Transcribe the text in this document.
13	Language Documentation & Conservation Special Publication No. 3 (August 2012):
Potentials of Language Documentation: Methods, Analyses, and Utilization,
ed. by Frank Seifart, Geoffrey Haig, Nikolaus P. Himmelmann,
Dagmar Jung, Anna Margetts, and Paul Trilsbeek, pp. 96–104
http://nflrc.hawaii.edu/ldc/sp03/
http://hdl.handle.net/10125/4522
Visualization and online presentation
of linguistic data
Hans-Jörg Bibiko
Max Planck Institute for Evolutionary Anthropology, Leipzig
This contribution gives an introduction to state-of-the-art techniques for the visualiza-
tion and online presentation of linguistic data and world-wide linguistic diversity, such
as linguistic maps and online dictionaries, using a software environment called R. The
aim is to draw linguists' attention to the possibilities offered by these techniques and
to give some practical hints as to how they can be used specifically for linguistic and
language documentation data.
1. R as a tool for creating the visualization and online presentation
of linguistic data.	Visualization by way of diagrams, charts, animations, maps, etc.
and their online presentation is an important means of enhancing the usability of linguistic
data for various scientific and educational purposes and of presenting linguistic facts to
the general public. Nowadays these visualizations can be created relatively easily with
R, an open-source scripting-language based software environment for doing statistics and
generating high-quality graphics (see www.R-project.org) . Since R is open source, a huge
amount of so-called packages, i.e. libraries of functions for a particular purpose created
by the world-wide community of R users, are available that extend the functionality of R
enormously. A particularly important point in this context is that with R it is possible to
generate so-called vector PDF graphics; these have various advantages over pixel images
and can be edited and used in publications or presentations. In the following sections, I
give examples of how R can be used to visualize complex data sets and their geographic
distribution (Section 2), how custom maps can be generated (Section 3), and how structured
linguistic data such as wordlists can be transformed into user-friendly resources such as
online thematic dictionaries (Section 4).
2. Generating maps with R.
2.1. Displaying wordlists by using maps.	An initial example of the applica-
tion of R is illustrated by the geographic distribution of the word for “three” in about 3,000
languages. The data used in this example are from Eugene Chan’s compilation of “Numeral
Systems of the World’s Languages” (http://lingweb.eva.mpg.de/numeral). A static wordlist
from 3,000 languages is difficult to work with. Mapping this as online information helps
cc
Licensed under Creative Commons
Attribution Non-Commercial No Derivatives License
- - -
*Task*:
Reproduce each line of the material containing the word "techniques".

*Full output*:
This contribution gives an introduction to state-of-the-art techniques for the visualiza-
aim is to draw linguists' attention to the possibilities offered by these techniques and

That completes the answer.